Problem description — Read through the data and report every line in which the word "Disturb" occurs.

######

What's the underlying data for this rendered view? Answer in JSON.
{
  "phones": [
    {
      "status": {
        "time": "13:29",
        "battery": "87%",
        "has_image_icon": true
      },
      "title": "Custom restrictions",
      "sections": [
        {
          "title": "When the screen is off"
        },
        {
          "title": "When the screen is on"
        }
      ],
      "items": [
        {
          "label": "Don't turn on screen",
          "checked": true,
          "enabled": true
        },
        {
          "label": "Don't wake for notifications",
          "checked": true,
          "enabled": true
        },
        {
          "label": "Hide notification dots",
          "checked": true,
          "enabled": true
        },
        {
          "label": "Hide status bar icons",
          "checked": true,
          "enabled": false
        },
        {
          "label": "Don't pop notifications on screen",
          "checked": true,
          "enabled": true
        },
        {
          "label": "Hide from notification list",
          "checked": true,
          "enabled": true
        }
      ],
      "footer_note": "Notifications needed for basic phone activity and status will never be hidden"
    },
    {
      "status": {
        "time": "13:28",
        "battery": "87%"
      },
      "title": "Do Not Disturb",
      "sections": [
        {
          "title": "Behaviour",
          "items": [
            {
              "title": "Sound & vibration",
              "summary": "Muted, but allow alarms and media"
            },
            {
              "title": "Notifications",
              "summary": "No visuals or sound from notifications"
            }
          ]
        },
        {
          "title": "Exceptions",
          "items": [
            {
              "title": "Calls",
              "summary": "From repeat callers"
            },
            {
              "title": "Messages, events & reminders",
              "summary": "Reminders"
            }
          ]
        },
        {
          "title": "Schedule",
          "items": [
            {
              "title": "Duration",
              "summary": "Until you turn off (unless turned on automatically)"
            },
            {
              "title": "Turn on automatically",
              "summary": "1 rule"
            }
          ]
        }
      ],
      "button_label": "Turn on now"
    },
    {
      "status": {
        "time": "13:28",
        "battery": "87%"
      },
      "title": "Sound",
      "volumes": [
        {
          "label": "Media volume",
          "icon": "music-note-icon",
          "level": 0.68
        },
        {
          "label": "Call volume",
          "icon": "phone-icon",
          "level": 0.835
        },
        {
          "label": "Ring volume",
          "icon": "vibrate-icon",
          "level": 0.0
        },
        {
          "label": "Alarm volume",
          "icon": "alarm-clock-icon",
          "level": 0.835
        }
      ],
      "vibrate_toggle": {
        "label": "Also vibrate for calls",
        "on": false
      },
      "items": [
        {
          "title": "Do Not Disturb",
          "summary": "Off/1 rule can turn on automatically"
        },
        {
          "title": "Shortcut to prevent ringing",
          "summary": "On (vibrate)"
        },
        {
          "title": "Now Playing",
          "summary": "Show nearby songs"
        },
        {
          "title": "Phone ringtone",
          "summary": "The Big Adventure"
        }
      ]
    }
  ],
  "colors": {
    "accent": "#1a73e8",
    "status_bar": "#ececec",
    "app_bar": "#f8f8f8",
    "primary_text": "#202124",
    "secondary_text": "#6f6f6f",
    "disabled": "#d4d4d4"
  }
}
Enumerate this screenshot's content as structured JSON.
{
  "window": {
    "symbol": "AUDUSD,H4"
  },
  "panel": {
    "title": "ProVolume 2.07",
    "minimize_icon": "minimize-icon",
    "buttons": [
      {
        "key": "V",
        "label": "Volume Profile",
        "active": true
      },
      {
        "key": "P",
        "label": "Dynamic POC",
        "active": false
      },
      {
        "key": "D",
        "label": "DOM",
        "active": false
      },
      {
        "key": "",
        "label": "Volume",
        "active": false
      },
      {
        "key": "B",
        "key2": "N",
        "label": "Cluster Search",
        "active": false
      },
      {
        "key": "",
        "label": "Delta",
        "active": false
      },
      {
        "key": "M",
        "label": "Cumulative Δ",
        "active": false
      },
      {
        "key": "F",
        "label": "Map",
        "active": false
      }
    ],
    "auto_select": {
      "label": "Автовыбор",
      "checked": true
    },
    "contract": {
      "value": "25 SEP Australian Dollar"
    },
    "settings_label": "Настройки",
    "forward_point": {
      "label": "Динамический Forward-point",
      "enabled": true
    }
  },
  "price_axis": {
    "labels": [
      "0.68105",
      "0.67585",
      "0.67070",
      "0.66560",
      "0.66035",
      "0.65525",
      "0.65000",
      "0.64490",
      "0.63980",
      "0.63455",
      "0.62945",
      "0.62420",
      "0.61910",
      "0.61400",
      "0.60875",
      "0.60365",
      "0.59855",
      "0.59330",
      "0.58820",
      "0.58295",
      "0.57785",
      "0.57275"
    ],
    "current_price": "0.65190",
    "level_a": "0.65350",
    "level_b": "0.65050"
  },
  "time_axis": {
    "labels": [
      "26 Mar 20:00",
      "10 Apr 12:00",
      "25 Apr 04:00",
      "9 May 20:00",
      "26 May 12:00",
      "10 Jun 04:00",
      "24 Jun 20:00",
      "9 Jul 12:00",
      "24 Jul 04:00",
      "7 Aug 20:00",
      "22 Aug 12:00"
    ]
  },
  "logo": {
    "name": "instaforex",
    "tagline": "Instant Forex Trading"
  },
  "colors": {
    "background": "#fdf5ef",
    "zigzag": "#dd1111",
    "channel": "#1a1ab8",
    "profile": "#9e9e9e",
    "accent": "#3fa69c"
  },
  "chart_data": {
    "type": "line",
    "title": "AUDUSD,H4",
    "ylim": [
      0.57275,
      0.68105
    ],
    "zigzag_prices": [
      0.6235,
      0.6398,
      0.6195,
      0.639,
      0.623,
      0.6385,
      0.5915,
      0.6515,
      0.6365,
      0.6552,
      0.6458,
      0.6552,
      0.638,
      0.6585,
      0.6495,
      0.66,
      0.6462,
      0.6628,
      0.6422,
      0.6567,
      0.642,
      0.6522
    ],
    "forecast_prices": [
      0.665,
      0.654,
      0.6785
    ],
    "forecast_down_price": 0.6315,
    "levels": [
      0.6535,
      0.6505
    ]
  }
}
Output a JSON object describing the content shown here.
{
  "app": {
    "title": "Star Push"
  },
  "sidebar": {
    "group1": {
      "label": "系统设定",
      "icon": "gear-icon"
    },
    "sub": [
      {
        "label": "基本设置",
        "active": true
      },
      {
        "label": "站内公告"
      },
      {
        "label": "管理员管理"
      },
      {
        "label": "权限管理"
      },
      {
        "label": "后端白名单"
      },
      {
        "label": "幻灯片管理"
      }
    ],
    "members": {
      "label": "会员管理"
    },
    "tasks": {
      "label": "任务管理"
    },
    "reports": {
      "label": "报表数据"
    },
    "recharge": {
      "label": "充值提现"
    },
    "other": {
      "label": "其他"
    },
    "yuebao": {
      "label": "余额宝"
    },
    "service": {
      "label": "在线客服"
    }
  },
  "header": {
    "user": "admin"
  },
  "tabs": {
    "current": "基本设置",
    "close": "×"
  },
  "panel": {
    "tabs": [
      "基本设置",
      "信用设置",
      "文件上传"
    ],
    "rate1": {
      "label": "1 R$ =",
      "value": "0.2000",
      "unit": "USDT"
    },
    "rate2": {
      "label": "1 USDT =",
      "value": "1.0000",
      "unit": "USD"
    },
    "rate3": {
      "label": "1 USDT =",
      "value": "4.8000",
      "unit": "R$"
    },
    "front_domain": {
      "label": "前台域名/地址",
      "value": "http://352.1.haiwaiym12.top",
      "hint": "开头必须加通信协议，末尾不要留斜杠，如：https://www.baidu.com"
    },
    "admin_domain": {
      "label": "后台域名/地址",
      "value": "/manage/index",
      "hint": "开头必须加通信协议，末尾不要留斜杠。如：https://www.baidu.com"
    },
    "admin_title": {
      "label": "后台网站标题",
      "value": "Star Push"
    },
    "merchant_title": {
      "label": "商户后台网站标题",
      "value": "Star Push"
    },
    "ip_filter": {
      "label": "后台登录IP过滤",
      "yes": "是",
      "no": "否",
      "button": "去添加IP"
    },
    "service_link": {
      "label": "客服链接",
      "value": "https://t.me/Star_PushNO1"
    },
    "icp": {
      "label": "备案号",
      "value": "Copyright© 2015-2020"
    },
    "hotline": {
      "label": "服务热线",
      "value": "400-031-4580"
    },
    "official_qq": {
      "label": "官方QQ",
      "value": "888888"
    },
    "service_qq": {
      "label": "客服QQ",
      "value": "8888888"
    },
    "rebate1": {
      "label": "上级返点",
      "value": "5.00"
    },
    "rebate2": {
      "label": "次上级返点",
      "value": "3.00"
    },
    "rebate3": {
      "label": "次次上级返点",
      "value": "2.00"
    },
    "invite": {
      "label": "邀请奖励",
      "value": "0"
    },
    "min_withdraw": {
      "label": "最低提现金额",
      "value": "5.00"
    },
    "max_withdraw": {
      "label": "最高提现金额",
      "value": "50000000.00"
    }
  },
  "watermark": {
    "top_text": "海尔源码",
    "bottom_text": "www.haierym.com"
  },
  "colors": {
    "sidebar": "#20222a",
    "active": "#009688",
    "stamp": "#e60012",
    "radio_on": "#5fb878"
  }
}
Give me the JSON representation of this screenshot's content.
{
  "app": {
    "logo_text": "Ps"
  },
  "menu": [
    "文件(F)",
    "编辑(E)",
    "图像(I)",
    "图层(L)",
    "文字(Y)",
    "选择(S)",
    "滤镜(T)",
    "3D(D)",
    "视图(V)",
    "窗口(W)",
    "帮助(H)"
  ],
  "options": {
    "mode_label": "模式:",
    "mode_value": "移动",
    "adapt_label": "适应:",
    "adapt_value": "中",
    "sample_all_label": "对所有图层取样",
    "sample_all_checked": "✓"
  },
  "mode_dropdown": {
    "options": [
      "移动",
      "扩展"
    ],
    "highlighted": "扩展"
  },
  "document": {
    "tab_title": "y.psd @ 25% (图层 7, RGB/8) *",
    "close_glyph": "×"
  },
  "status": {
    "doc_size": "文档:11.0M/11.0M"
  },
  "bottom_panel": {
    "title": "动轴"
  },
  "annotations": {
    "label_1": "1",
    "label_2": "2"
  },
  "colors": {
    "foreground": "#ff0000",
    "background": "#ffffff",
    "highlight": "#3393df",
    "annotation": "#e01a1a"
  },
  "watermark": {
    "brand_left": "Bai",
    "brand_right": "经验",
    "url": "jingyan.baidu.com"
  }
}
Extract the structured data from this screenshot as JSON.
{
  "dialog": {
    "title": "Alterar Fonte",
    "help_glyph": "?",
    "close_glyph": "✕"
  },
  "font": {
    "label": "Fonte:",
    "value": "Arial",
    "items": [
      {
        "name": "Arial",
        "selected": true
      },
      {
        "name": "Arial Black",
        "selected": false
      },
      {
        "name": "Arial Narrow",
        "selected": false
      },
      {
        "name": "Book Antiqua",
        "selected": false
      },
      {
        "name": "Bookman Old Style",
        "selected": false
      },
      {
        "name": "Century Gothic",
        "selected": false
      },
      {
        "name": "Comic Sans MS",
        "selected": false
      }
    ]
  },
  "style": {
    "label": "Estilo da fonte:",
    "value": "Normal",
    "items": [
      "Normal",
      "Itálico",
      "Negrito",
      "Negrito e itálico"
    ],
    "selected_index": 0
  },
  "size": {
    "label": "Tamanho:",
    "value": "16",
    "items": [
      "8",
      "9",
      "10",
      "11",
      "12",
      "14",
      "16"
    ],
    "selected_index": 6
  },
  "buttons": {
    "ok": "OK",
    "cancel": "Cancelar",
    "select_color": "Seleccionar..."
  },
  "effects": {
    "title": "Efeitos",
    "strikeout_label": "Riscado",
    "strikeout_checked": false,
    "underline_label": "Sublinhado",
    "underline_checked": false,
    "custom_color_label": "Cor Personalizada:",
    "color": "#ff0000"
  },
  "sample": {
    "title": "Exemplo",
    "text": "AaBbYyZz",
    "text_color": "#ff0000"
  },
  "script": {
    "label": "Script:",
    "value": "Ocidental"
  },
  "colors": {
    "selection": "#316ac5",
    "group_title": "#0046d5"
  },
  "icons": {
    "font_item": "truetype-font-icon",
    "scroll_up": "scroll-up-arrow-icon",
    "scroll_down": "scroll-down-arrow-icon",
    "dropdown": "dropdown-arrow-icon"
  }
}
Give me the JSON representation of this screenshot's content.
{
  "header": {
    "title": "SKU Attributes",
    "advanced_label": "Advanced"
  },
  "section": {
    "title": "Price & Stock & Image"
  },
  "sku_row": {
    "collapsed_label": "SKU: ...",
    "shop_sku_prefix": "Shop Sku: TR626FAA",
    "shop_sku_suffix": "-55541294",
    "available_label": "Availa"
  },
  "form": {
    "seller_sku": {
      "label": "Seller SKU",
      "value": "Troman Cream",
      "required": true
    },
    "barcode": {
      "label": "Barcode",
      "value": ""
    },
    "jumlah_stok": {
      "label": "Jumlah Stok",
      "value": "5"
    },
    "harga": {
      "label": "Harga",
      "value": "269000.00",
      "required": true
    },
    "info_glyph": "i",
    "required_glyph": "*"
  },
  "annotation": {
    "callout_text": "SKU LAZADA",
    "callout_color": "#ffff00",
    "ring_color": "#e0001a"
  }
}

######

Solution to this problem —
      "title": "Do Not Disturb",
          "title": "Do Not Disturb",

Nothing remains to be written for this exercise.